— TASK OBJECTIVE —
Set down all of the entries word for word, omitting the images they contain.

--------

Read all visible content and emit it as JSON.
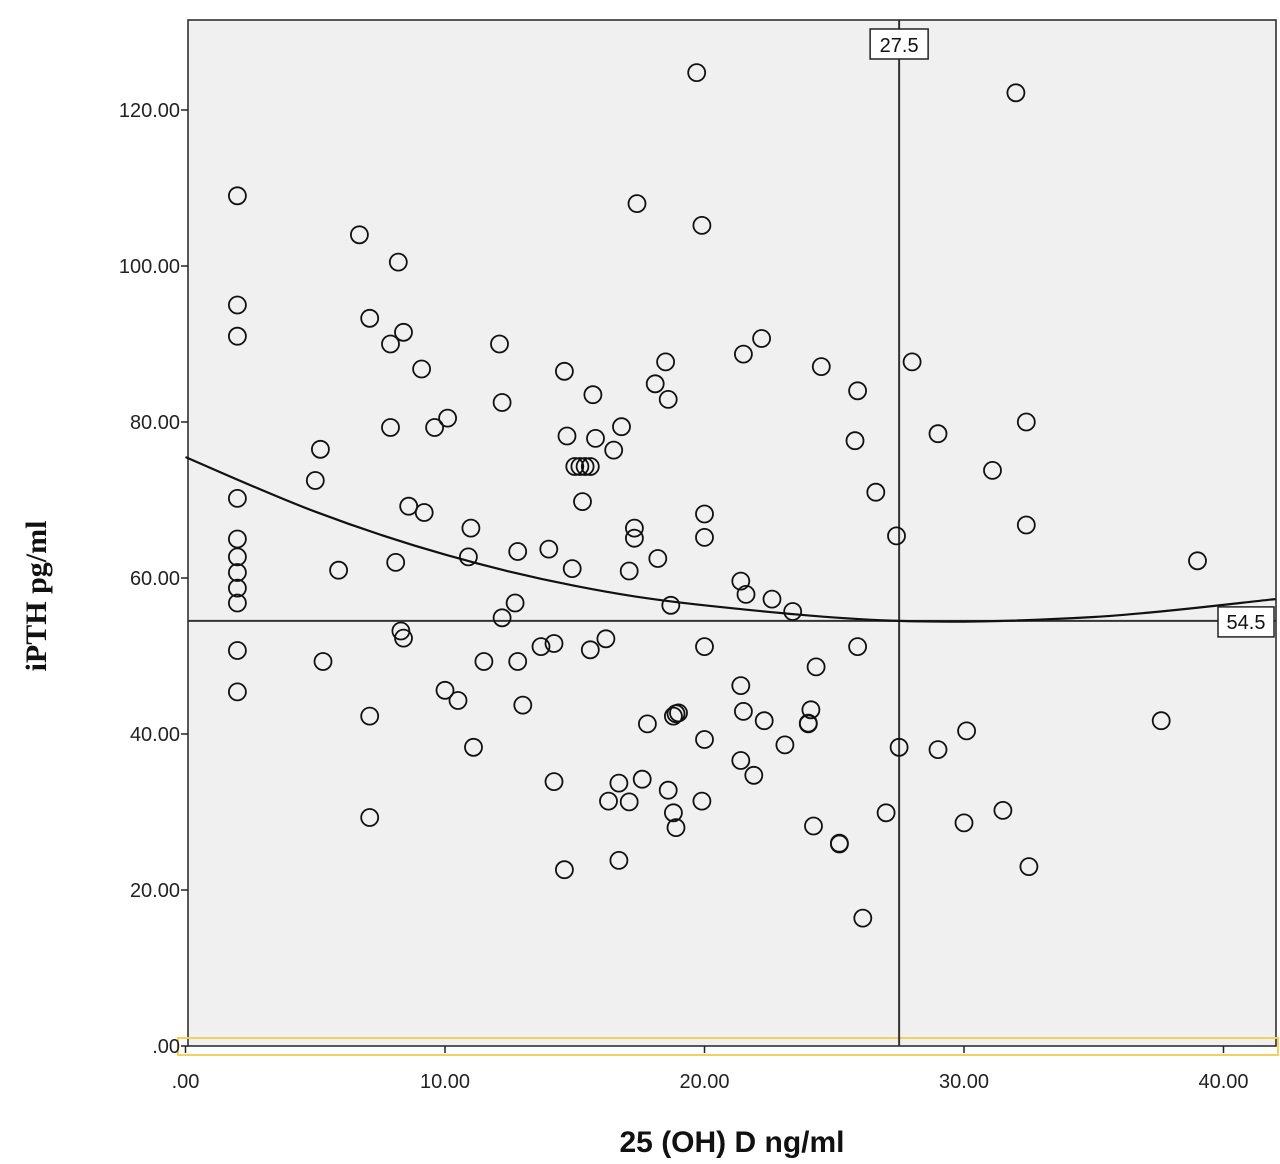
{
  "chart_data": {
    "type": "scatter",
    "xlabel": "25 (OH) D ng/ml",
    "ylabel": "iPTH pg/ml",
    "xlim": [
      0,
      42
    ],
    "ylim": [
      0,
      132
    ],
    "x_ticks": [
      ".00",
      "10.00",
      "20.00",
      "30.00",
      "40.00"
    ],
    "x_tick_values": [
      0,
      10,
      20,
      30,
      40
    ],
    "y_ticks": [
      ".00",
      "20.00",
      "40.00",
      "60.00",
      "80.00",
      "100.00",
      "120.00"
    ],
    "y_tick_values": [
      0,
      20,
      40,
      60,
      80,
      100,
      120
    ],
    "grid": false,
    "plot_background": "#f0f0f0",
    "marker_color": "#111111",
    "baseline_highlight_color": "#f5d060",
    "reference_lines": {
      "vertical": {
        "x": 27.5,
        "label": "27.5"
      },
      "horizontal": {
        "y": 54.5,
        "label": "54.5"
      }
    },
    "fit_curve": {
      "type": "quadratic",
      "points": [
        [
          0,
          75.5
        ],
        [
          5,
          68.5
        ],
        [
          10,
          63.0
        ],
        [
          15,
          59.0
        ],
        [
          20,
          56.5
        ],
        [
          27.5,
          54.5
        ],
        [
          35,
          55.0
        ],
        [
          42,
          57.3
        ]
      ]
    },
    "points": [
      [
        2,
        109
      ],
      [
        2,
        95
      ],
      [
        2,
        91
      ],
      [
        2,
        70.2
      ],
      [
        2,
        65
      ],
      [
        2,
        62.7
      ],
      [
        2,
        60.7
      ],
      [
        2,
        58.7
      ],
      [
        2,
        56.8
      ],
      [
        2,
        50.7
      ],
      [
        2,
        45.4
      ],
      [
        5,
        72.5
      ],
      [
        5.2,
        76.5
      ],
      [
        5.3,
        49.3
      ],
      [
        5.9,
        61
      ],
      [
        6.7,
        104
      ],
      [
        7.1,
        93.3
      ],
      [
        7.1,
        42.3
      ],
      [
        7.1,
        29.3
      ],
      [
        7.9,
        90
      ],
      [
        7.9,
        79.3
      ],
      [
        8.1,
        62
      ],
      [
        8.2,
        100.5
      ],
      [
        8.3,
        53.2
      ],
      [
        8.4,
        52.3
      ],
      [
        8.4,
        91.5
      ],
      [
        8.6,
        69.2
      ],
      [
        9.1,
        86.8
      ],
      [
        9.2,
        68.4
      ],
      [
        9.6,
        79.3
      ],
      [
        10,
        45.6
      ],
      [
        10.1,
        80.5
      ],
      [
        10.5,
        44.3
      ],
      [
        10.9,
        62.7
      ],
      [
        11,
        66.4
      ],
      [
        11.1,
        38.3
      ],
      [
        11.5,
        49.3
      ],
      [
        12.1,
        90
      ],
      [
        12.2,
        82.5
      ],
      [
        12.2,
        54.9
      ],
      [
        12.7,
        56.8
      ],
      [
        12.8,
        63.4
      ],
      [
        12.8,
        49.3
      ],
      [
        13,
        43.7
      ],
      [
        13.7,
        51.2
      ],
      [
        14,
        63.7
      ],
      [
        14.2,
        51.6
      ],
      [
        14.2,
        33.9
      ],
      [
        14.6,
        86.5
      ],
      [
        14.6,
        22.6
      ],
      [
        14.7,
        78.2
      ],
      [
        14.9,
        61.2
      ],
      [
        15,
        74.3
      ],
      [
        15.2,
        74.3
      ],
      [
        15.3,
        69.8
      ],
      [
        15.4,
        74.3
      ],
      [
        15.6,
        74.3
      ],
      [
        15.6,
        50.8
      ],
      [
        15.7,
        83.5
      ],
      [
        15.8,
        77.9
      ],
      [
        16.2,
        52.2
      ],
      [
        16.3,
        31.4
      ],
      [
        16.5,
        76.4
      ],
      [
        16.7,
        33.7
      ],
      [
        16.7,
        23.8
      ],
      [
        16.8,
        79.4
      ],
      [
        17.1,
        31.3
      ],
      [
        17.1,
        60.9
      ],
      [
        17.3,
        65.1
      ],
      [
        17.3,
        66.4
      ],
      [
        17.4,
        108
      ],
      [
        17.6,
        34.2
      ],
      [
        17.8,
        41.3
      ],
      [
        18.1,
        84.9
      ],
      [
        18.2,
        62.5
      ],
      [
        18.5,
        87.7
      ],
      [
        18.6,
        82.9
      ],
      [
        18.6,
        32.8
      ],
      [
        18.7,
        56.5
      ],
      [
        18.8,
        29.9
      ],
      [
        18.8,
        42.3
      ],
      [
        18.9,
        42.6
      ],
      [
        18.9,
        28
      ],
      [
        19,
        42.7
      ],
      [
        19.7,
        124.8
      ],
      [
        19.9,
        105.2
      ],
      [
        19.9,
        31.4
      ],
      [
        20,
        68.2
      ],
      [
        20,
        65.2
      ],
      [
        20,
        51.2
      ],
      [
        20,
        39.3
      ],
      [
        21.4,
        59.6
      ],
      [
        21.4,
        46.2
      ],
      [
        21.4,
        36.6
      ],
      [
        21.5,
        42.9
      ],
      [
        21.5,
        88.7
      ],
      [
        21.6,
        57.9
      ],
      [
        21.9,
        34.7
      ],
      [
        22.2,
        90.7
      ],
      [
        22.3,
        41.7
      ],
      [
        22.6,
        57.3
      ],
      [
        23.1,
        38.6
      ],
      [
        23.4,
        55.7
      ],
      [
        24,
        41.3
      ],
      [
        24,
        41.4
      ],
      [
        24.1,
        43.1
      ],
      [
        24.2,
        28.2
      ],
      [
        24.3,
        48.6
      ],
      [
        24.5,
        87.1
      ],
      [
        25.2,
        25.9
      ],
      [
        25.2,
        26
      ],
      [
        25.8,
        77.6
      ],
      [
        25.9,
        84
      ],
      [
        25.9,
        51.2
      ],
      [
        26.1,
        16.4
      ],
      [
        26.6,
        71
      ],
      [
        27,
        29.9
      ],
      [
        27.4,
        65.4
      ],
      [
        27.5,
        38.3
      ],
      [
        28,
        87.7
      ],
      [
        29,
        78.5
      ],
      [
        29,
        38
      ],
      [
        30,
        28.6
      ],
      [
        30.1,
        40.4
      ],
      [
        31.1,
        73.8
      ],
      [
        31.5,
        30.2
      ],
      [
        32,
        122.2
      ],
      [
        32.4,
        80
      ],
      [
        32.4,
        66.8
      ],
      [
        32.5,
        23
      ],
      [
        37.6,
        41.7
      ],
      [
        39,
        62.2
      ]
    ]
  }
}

--------

— ANSWER TO THE EXERCISE —
Read all visible content and emit it as JSON.
{
  "chart_data": {
    "type": "scatter",
    "xlabel": "25 (OH) D ng/ml",
    "ylabel": "iPTH pg/ml",
    "xlim": [
      0,
      42
    ],
    "ylim": [
      0,
      132
    ],
    "x_ticks": [
      ".00",
      "10.00",
      "20.00",
      "30.00",
      "40.00"
    ],
    "x_tick_values": [
      0,
      10,
      20,
      30,
      40
    ],
    "y_ticks": [
      ".00",
      "20.00",
      "40.00",
      "60.00",
      "80.00",
      "100.00",
      "120.00"
    ],
    "y_tick_values": [
      0,
      20,
      40,
      60,
      80,
      100,
      120
    ],
    "grid": false,
    "plot_background": "#f0f0f0",
    "marker_color": "#111111",
    "baseline_highlight_color": "#f5d060",
    "reference_lines": {
      "vertical": {
        "x": 27.5,
        "label": "27.5"
      },
      "horizontal": {
        "y": 54.5,
        "label": "54.5"
      }
    },
    "fit_curve": {
      "type": "quadratic",
      "points": [
        [
          0,
          75.5
        ],
        [
          5,
          68.5
        ],
        [
          10,
          63.0
        ],
        [
          15,
          59.0
        ],
        [
          20,
          56.5
        ],
        [
          27.5,
          54.5
        ],
        [
          35,
          55.0
        ],
        [
          42,
          57.3
        ]
      ]
    },
    "points": [
      [
        2,
        109
      ],
      [
        2,
        95
      ],
      [
        2,
        91
      ],
      [
        2,
        70.2
      ],
      [
        2,
        65
      ],
      [
        2,
        62.7
      ],
      [
        2,
        60.7
      ],
      [
        2,
        58.7
      ],
      [
        2,
        56.8
      ],
      [
        2,
        50.7
      ],
      [
        2,
        45.4
      ],
      [
        5,
        72.5
      ],
      [
        5.2,
        76.5
      ],
      [
        5.3,
        49.3
      ],
      [
        5.9,
        61
      ],
      [
        6.7,
        104
      ],
      [
        7.1,
        93.3
      ],
      [
        7.1,
        42.3
      ],
      [
        7.1,
        29.3
      ],
      [
        7.9,
        90
      ],
      [
        7.9,
        79.3
      ],
      [
        8.1,
        62
      ],
      [
        8.2,
        100.5
      ],
      [
        8.3,
        53.2
      ],
      [
        8.4,
        52.3
      ],
      [
        8.4,
        91.5
      ],
      [
        8.6,
        69.2
      ],
      [
        9.1,
        86.8
      ],
      [
        9.2,
        68.4
      ],
      [
        9.6,
        79.3
      ],
      [
        10,
        45.6
      ],
      [
        10.1,
        80.5
      ],
      [
        10.5,
        44.3
      ],
      [
        10.9,
        62.7
      ],
      [
        11,
        66.4
      ],
      [
        11.1,
        38.3
      ],
      [
        11.5,
        49.3
      ],
      [
        12.1,
        90
      ],
      [
        12.2,
        82.5
      ],
      [
        12.2,
        54.9
      ],
      [
        12.7,
        56.8
      ],
      [
        12.8,
        63.4
      ],
      [
        12.8,
        49.3
      ],
      [
        13,
        43.7
      ],
      [
        13.7,
        51.2
      ],
      [
        14,
        63.7
      ],
      [
        14.2,
        51.6
      ],
      [
        14.2,
        33.9
      ],
      [
        14.6,
        86.5
      ],
      [
        14.6,
        22.6
      ],
      [
        14.7,
        78.2
      ],
      [
        14.9,
        61.2
      ],
      [
        15,
        74.3
      ],
      [
        15.2,
        74.3
      ],
      [
        15.3,
        69.8
      ],
      [
        15.4,
        74.3
      ],
      [
        15.6,
        74.3
      ],
      [
        15.6,
        50.8
      ],
      [
        15.7,
        83.5
      ],
      [
        15.8,
        77.9
      ],
      [
        16.2,
        52.2
      ],
      [
        16.3,
        31.4
      ],
      [
        16.5,
        76.4
      ],
      [
        16.7,
        33.7
      ],
      [
        16.7,
        23.8
      ],
      [
        16.8,
        79.4
      ],
      [
        17.1,
        31.3
      ],
      [
        17.1,
        60.9
      ],
      [
        17.3,
        65.1
      ],
      [
        17.3,
        66.4
      ],
      [
        17.4,
        108
      ],
      [
        17.6,
        34.2
      ],
      [
        17.8,
        41.3
      ],
      [
        18.1,
        84.9
      ],
      [
        18.2,
        62.5
      ],
      [
        18.5,
        87.7
      ],
      [
        18.6,
        82.9
      ],
      [
        18.6,
        32.8
      ],
      [
        18.7,
        56.5
      ],
      [
        18.8,
        29.9
      ],
      [
        18.8,
        42.3
      ],
      [
        18.9,
        42.6
      ],
      [
        18.9,
        28
      ],
      [
        19,
        42.7
      ],
      [
        19.7,
        124.8
      ],
      [
        19.9,
        105.2
      ],
      [
        19.9,
        31.4
      ],
      [
        20,
        68.2
      ],
      [
        20,
        65.2
      ],
      [
        20,
        51.2
      ],
      [
        20,
        39.3
      ],
      [
        21.4,
        59.6
      ],
      [
        21.4,
        46.2
      ],
      [
        21.4,
        36.6
      ],
      [
        21.5,
        42.9
      ],
      [
        21.5,
        88.7
      ],
      [
        21.6,
        57.9
      ],
      [
        21.9,
        34.7
      ],
      [
        22.2,
        90.7
      ],
      [
        22.3,
        41.7
      ],
      [
        22.6,
        57.3
      ],
      [
        23.1,
        38.6
      ],
      [
        23.4,
        55.7
      ],
      [
        24,
        41.3
      ],
      [
        24,
        41.4
      ],
      [
        24.1,
        43.1
      ],
      [
        24.2,
        28.2
      ],
      [
        24.3,
        48.6
      ],
      [
        24.5,
        87.1
      ],
      [
        25.2,
        25.9
      ],
      [
        25.2,
        26
      ],
      [
        25.8,
        77.6
      ],
      [
        25.9,
        84
      ],
      [
        25.9,
        51.2
      ],
      [
        26.1,
        16.4
      ],
      [
        26.6,
        71
      ],
      [
        27,
        29.9
      ],
      [
        27.4,
        65.4
      ],
      [
        27.5,
        38.3
      ],
      [
        28,
        87.7
      ],
      [
        29,
        78.5
      ],
      [
        29,
        38
      ],
      [
        30,
        28.6
      ],
      [
        30.1,
        40.4
      ],
      [
        31.1,
        73.8
      ],
      [
        31.5,
        30.2
      ],
      [
        32,
        122.2
      ],
      [
        32.4,
        80
      ],
      [
        32.4,
        66.8
      ],
      [
        32.5,
        23
      ],
      [
        37.6,
        41.7
      ],
      [
        39,
        62.2
      ]
    ]
  }
}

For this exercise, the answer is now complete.